--- Start of DATASET ENTRIES ---

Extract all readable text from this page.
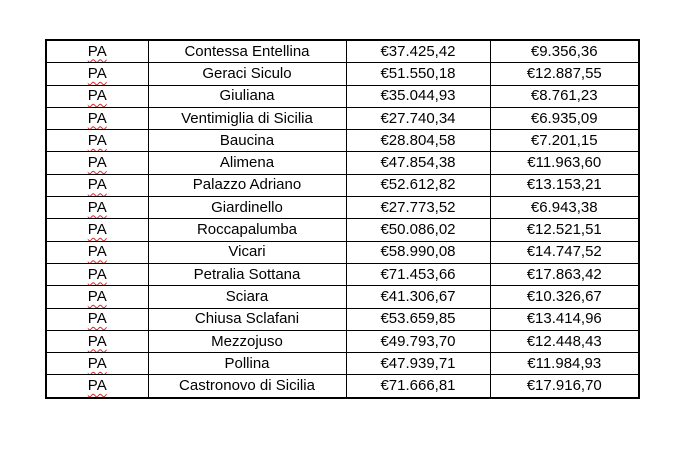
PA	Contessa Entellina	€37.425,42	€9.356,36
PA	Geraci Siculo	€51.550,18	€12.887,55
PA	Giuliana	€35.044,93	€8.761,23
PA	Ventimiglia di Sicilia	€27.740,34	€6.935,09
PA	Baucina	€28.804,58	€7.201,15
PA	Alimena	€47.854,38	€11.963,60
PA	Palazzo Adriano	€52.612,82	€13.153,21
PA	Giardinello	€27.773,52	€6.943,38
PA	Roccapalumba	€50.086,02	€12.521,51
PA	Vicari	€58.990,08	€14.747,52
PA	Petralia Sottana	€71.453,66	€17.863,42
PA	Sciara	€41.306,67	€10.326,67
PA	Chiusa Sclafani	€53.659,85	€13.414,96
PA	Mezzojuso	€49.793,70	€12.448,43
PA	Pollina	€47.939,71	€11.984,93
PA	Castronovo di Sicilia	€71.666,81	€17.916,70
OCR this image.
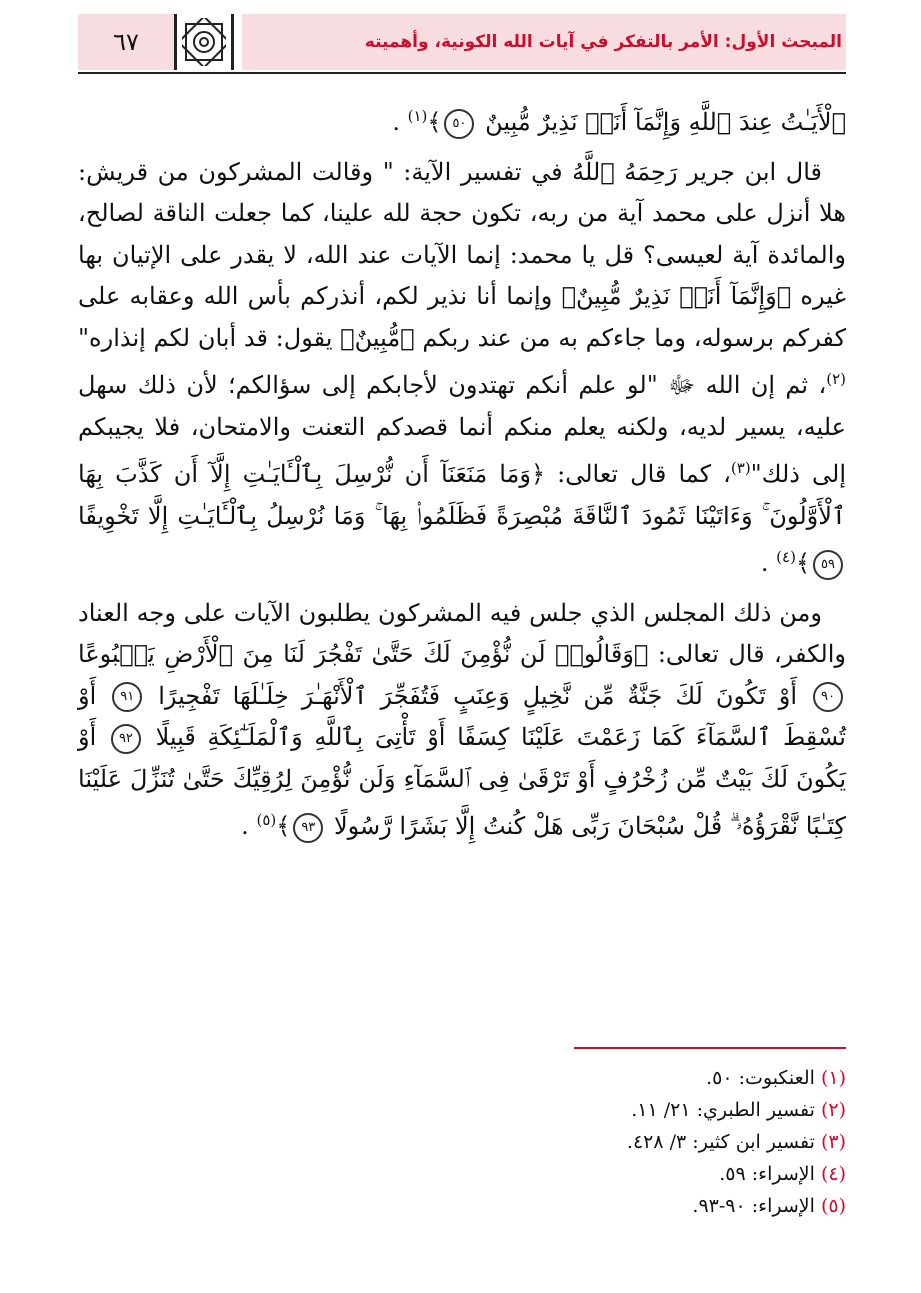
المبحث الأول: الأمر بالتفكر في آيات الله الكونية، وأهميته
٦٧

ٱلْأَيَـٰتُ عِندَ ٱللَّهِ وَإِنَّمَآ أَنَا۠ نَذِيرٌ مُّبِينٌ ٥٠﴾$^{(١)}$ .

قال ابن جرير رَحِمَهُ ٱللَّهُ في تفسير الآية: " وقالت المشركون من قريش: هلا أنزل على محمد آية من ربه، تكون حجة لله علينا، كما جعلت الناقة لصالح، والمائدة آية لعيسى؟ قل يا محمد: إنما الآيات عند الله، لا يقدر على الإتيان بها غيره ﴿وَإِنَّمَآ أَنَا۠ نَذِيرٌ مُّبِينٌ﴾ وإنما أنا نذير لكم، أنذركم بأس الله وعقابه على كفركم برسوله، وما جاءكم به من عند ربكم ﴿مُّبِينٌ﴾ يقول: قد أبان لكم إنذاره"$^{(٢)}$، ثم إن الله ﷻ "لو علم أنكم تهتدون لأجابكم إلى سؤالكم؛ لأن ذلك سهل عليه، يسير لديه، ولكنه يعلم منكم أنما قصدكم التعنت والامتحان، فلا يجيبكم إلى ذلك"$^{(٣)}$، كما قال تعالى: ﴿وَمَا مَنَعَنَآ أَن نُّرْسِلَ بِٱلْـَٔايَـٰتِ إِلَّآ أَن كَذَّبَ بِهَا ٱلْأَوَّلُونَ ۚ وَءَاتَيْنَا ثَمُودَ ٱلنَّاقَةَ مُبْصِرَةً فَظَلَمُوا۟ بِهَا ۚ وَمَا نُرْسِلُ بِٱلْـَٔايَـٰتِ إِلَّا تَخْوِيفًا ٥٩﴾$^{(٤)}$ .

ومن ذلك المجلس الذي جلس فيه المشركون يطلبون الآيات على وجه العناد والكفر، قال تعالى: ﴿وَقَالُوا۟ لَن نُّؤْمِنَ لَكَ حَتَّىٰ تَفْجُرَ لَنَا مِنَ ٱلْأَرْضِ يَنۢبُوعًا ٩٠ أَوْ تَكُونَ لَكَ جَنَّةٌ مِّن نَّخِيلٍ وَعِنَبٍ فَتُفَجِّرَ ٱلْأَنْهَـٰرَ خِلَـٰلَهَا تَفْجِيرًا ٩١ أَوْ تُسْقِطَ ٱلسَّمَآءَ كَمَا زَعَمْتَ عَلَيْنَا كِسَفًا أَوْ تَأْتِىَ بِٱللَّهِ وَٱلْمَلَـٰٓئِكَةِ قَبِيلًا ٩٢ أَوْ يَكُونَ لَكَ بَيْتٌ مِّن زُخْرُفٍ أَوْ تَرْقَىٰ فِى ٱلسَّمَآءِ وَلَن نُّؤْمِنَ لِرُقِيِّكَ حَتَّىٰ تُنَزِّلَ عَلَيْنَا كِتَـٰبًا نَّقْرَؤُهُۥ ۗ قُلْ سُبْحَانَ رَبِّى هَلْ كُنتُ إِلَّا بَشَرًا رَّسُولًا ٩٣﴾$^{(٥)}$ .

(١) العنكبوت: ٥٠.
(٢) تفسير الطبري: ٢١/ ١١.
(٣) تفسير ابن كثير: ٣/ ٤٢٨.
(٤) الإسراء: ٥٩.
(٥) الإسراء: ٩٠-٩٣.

--- End of DATASET ENTRIES ---

> WHAT THIS TASK INVOLVES: Work through the records above line by line and count those that hold the string "Sicilia". Give only the result.

> THE OUTPUT: 2